_EXERCISE INSTRUCTIONS_
Which lines contain the word "eslgamesplus"? Return each of them as written.

[BEGIN DATA IN THIS EXERCISE]

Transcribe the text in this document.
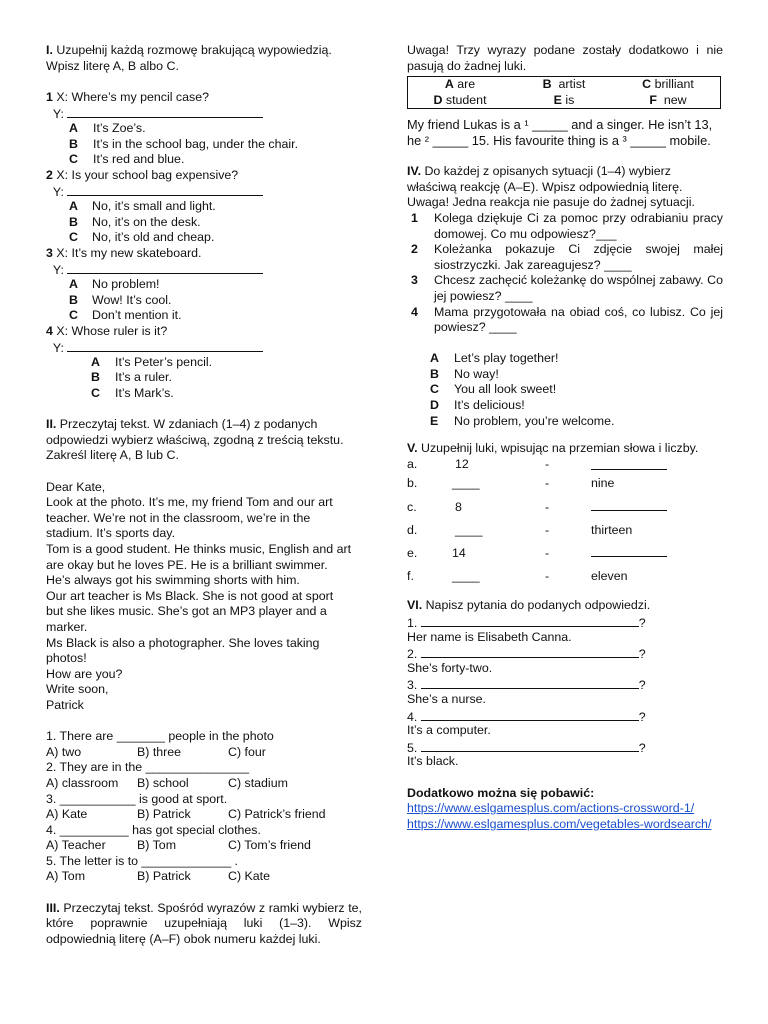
I. Uzupełnij każdą rozmowę brakującą wypowiedzią.
Wpisz literę A, B albo C.
1 X: Where’s my pencil case?
Y:
A It’s Zoe’s.
B It’s in the school bag, under the chair.
C It’s red and blue.
2 X: Is your school bag expensive?
Y:
A No, it’s small and light.
B No, it’s on the desk.
C No, it’s old and cheap.
3 X: It’s my new skateboard.
Y:
A No problem!
B Wow! It’s cool.
C Don’t mention it.
4 X: Whose ruler is it?
Y:
A It’s Peter’s pencil.
B It’s a ruler.
C It’s Mark’s.
II. Przeczytaj tekst. W zdaniach (1–4) z podanych
odpowiedzi wybierz właściwą, zgodną z treścią tekstu.
Zakreśl literę A, B lub C.
Dear Kate,
Look at the photo. It’s me, my friend Tom and our art
teacher. We’re not in the classroom, we’re in the
stadium. It’s sports day.
Tom is a good student. He thinks music, English and art
are okay but he loves PE. He is a brilliant swimmer.
He’s always got his swimming shorts with him.
Our art teacher is Ms Black. She is not good at sport
but she likes music. She’s got an MP3 player and a
marker.
Ms Black is also a photographer. She loves taking
photos!
How are you?
Write soon,
Patrick
1. There are _______ people in the photo
A) two	B) three	C) four
2. They are in the _______________
A) classroom B) school	C) stadium
3. ___________ is good at sport.
A) Kate	B) Patrick	C) Patrick’s friend
4. __________ has got special clothes.
A) Teacher	B) Tom	C) Tom’s friend
5. The letter is to _____________ .
A) Tom	B) Patrick	C) Kate
III. Przeczytaj tekst. Spośród wyrazów z ramki wybierz te, które poprawnie uzupełniają luki (1–3). Wpisz odpowiednią literę (A–F) obok numeru każdej luki.
Uwaga! Trzy wyrazy podane zostały dodatkowo i nie pasują do żadnej luki.
A are	B artist	C brilliant
D student	E is	F new
My friend Lukas is a ¹ _____ and a singer. He isn’t 13,
he ² _____ 15. His favourite thing is a ³ _____ mobile.
IV. Do każdej z opisanych sytuacji (1–4) wybierz
właściwą reakcję (A–E). Wpisz odpowiednią literę.
Uwaga! Jedna reakcja nie pasuje do żadnej sytuacji.
1 Kolega dziękuje Ci za pomoc przy odrabianiu pracy domowej. Co mu odpowiesz?___
2 Koleżanka pokazuje Ci zdjęcie swojej małej siostrzyczki. Jak zareagujesz? ____
3 Chcesz zachęcić koleżankę do wspólnej zabawy. Co jej powiesz? ____
4 Mama przygotowała na obiad coś, co lubisz. Co jej powiesz? ____
A Let’s play together!
B No way!
C You all look sweet!
D It’s delicious!
E No problem, you’re welcome.
V. Uzupełnij luki, wpisując na przemian słowa i liczby.
a.	12	-
b.	____	-	nine
c.	8	-
d.	____	-	thirteen
e.	14	-
f.	____	-	eleven
VI. Napisz pytania do podanych odpowiedzi.
1.	?
Her name is Elisabeth Canna.
2.	?
She’s forty-two.
3.	?
She’s a nurse.
4.	?
It’s a computer.
5.	?
It’s black.
Dodatkowo można się pobawić:
https://www.eslgamesplus.com/actions-crossword-1/
https://www.eslgamesplus.com/vegetables-wordsearch/
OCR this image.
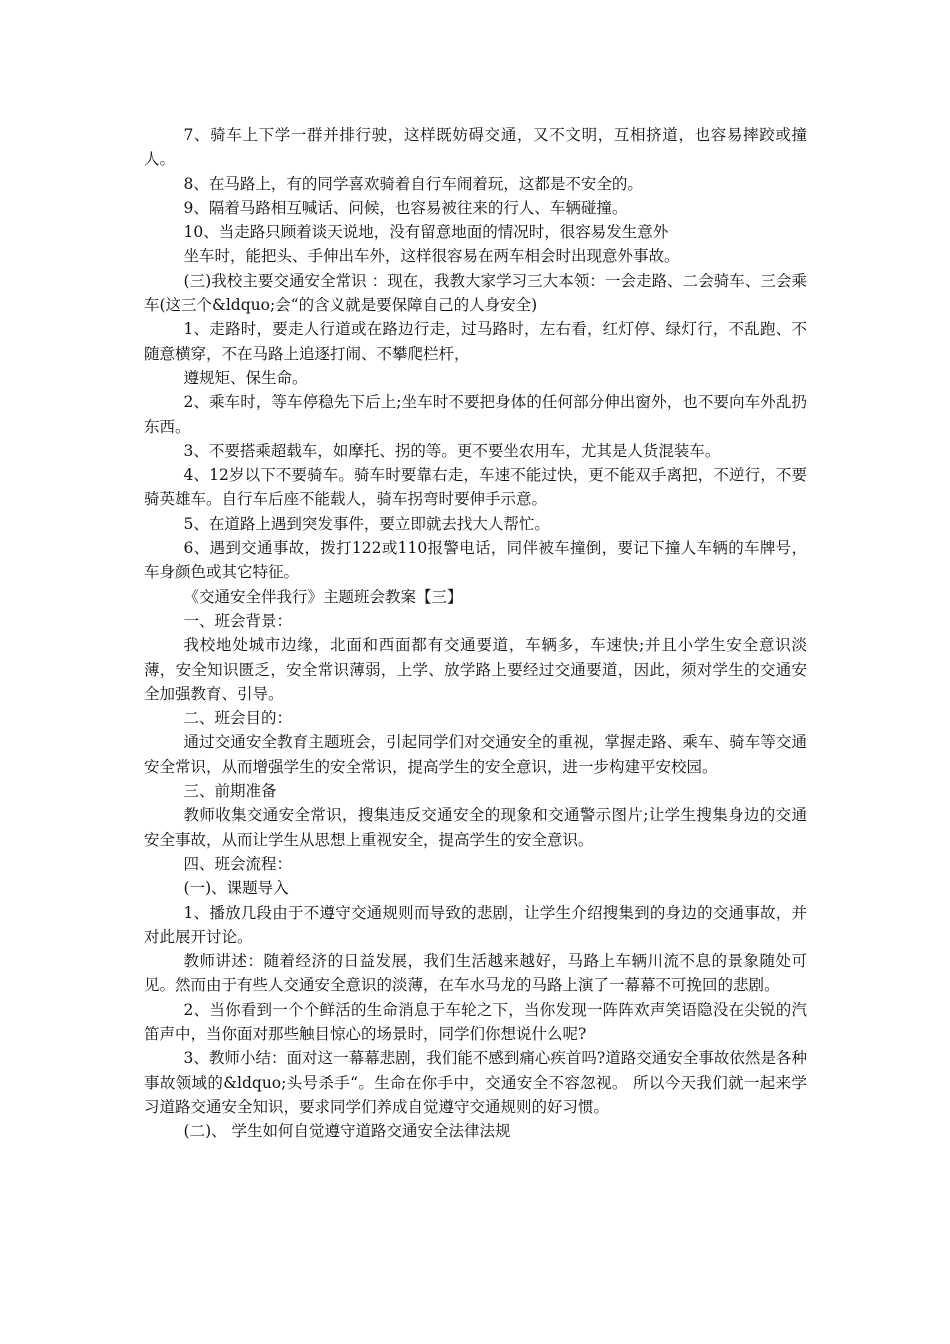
7、骑车上下学一群并排行驶，这样既妨碍交通，又不文明，互相挤道，也容易摔跤或撞人。

8、在马路上，有的同学喜欢骑着自行车闹着玩，这都是不安全的。

9、隔着马路相互喊话、问候，也容易被往来的行人、车辆碰撞。

10、当走路只顾着谈天说地，没有留意地面的情况时，很容易发生意外

坐车时，能把头、手伸出车外，这样很容易在两车相会时出现意外事故。

(三)我校主要交通安全常识 ：现在，我教大家学习三大本领：一会走路、二会骑车、三会乘车(这三个&ldquo;会“的含义就是要保障自己的人身安全)

1、走路时，要走人行道或在路边行走，过马路时，左右看，红灯停、绿灯行，不乱跑、不随意横穿，不在马路上追逐打闹、不攀爬栏杆，

遵规矩、保生命。

2、乘车时，等车停稳先下后上;坐车时不要把身体的任何部分伸出窗外，也不要向车外乱扔东西。

3、不要搭乘超载车，如摩托、拐的等。更不要坐农用车，尤其是人货混装车。

4、12岁以下不要骑车。骑车时要靠右走，车速不能过快，更不能双手离把，不逆行，不要骑英雄车。自行车后座不能载人，骑车拐弯时要伸手示意。

5、在道路上遇到突发事件，要立即就去找大人帮忙。

6、遇到交通事故，拨打122或110报警电话，同伴被车撞倒，要记下撞人车辆的车牌号，车身颜色或其它特征。

《交通安全伴我行》主题班会教案【三】

一、班会背景：

我校地处城市边缘，北面和西面都有交通要道，车辆多，车速快;并且小学生安全意识淡薄，安全知识匮乏，安全常识薄弱，上学、放学路上要经过交通要道，因此，须对学生的交通安全加强教育、引导。

二、班会目的：

通过交通安全教育主题班会，引起同学们对交通安全的重视，掌握走路、乘车、骑车等交通安全常识，从而增强学生的安全常识，提高学生的安全意识，进一步构建平安校园。

三、前期准备

教师收集交通安全常识，搜集违反交通安全的现象和交通警示图片;让学生搜集身边的交通安全事故，从而让学生从思想上重视安全，提高学生的安全意识。

四、班会流程：

(一)、课题导入

1、播放几段由于不遵守交通规则而导致的悲剧，让学生介绍搜集到的身边的交通事故，并对此展开讨论。

教师讲述：随着经济的日益发展，我们生活越来越好，马路上车辆川流不息的景象随处可见。然而由于有些人交通安全意识的淡薄，在车水马龙的马路上演了一幕幕不可挽回的悲剧。

2、当你看到一个个鲜活的生命消息于车轮之下，当你发现一阵阵欢声笑语隐没在尖锐的汽笛声中，当你面对那些触目惊心的场景时，同学们你想说什么呢?

3、教师小结：面对这一幕幕悲剧，我们能不感到痛心疾首吗?道路交通安全事故依然是各种事故领域的&ldquo;头号杀手“。生命在你手中，交通安全不容忽视。 所以今天我们就一起来学习道路交通安全知识，要求同学们养成自觉遵守交通规则的好习惯。

(二)、 学生如何自觉遵守道路交通安全法律法规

[END DATA IN THIS EXERCISE]

_TASK RESULT_
https://www.eslgamesplus.com/actions-crossword-1/
https://www.eslgamesplus.com/vegetables-wordsearch/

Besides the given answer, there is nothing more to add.